* JOB *
All the records that follow need to be reproduced exactly. Omit the images.

━━━━━ DATASET ROWS

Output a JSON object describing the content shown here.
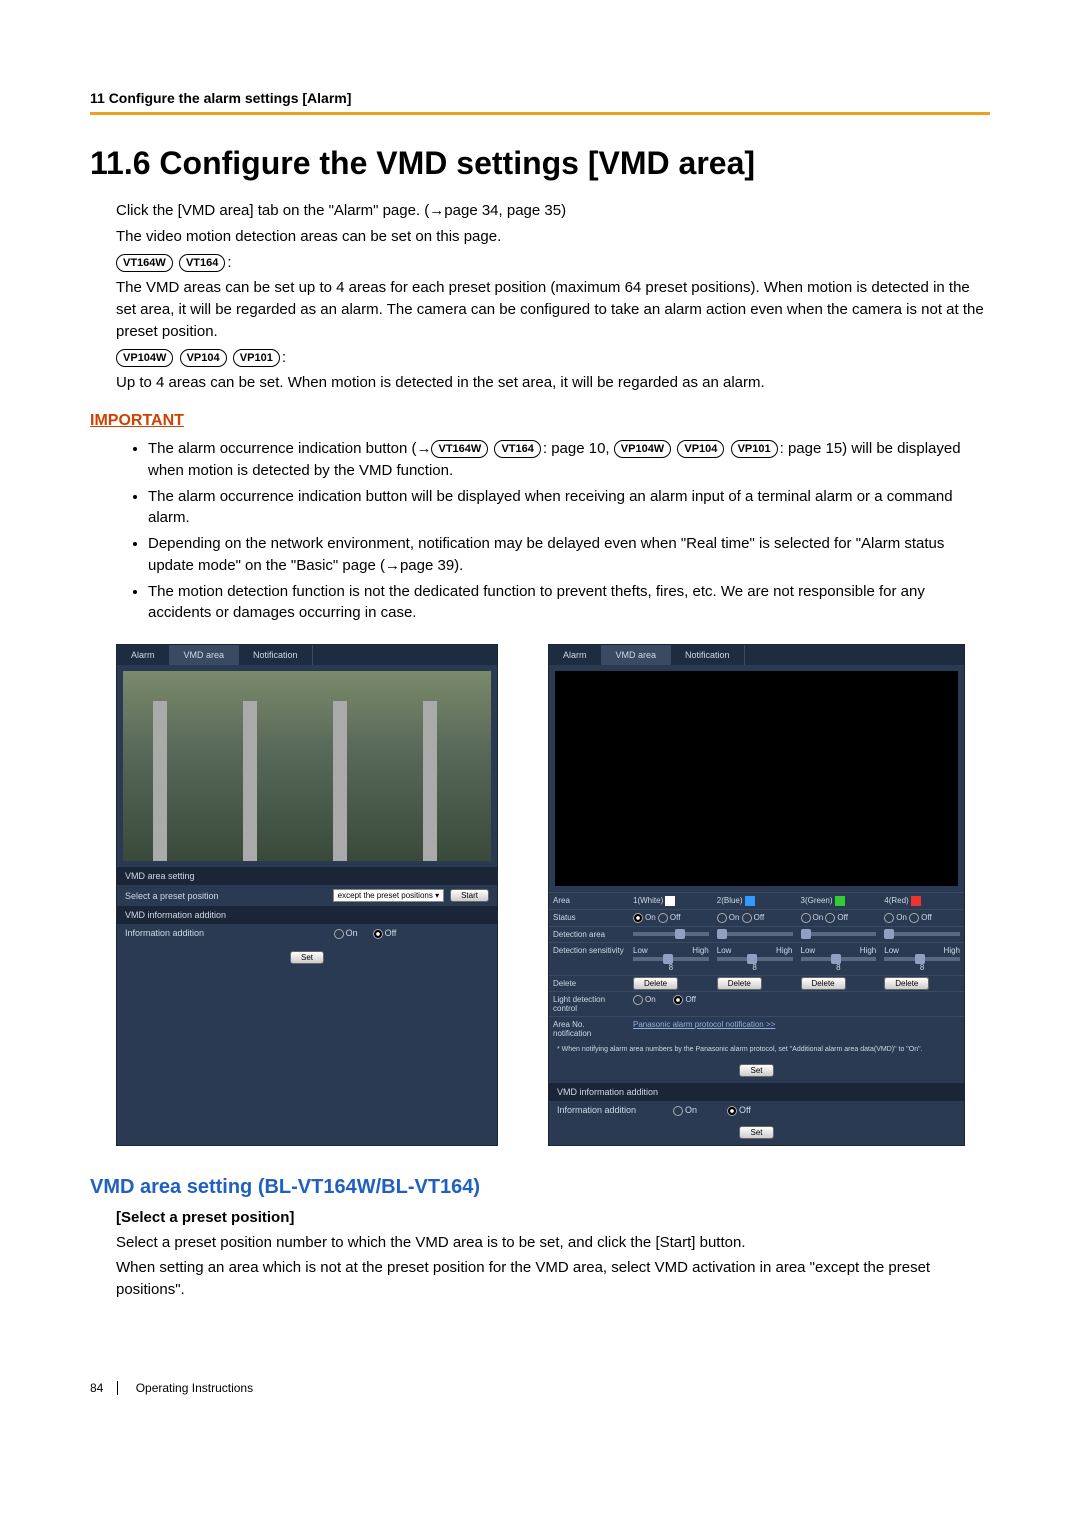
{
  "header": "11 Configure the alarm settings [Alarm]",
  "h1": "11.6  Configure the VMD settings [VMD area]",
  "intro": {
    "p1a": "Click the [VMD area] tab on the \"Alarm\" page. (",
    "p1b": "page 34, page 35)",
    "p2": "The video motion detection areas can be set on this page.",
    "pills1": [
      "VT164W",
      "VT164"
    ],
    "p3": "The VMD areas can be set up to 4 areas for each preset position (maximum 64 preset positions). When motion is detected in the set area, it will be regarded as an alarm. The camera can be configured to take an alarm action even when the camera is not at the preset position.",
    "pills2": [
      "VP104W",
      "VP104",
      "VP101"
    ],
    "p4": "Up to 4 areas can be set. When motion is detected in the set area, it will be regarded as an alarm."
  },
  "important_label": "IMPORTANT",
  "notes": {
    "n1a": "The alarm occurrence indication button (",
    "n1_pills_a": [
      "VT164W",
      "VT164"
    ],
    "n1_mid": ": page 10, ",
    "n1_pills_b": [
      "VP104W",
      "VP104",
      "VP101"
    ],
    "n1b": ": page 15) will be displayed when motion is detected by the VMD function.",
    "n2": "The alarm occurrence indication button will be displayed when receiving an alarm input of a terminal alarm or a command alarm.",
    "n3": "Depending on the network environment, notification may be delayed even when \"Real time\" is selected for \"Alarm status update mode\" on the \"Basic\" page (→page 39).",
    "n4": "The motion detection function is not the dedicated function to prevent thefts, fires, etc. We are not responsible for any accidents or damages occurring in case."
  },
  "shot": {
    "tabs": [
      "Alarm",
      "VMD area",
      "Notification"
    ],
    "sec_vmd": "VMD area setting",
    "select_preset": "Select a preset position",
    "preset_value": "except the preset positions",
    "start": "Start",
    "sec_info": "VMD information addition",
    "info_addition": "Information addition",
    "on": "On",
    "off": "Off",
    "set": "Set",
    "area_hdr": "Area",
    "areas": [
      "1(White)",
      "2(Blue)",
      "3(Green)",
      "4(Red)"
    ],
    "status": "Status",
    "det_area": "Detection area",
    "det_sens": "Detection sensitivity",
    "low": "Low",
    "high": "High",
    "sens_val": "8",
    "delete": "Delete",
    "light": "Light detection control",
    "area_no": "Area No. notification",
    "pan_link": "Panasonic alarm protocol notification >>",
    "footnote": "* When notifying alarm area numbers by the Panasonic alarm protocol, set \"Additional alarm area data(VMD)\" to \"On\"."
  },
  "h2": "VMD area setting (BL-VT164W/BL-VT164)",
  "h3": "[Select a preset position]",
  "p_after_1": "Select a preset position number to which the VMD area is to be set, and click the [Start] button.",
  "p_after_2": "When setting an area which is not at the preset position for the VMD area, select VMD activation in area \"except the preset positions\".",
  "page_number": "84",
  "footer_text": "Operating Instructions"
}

━━━━━━━━━━

* EXERCISE RESPONSE *
Output a JSON object describing the content shown here.
{
  "header": "11 Configure the alarm settings [Alarm]",
  "h1": "11.6  Configure the VMD settings [VMD area]",
  "intro": {
    "p1a": "Click the [VMD area] tab on the \"Alarm\" page. (",
    "p1b": "page 34, page 35)",
    "p2": "The video motion detection areas can be set on this page.",
    "pills1": [
      "VT164W",
      "VT164"
    ],
    "p3": "The VMD areas can be set up to 4 areas for each preset position (maximum 64 preset positions). When motion is detected in the set area, it will be regarded as an alarm. The camera can be configured to take an alarm action even when the camera is not at the preset position.",
    "pills2": [
      "VP104W",
      "VP104",
      "VP101"
    ],
    "p4": "Up to 4 areas can be set. When motion is detected in the set area, it will be regarded as an alarm."
  },
  "important_label": "IMPORTANT",
  "notes": {
    "n1a": "The alarm occurrence indication button (",
    "n1_pills_a": [
      "VT164W",
      "VT164"
    ],
    "n1_mid": ": page 10, ",
    "n1_pills_b": [
      "VP104W",
      "VP104",
      "VP101"
    ],
    "n1b": ": page 15) will be displayed when motion is detected by the VMD function.",
    "n2": "The alarm occurrence indication button will be displayed when receiving an alarm input of a terminal alarm or a command alarm.",
    "n3": "Depending on the network environment, notification may be delayed even when \"Real time\" is selected for \"Alarm status update mode\" on the \"Basic\" page (→page 39).",
    "n4": "The motion detection function is not the dedicated function to prevent thefts, fires, etc. We are not responsible for any accidents or damages occurring in case."
  },
  "shot": {
    "tabs": [
      "Alarm",
      "VMD area",
      "Notification"
    ],
    "sec_vmd": "VMD area setting",
    "select_preset": "Select a preset position",
    "preset_value": "except the preset positions",
    "start": "Start",
    "sec_info": "VMD information addition",
    "info_addition": "Information addition",
    "on": "On",
    "off": "Off",
    "set": "Set",
    "area_hdr": "Area",
    "areas": [
      "1(White)",
      "2(Blue)",
      "3(Green)",
      "4(Red)"
    ],
    "status": "Status",
    "det_area": "Detection area",
    "det_sens": "Detection sensitivity",
    "low": "Low",
    "high": "High",
    "sens_val": "8",
    "delete": "Delete",
    "light": "Light detection control",
    "area_no": "Area No. notification",
    "pan_link": "Panasonic alarm protocol notification >>",
    "footnote": "* When notifying alarm area numbers by the Panasonic alarm protocol, set \"Additional alarm area data(VMD)\" to \"On\"."
  },
  "h2": "VMD area setting (BL-VT164W/BL-VT164)",
  "h3": "[Select a preset position]",
  "p_after_1": "Select a preset position number to which the VMD area is to be set, and click the [Start] button.",
  "p_after_2": "When setting an area which is not at the preset position for the VMD area, select VMD activation in area \"except the preset positions\".",
  "page_number": "84",
  "footer_text": "Operating Instructions"
}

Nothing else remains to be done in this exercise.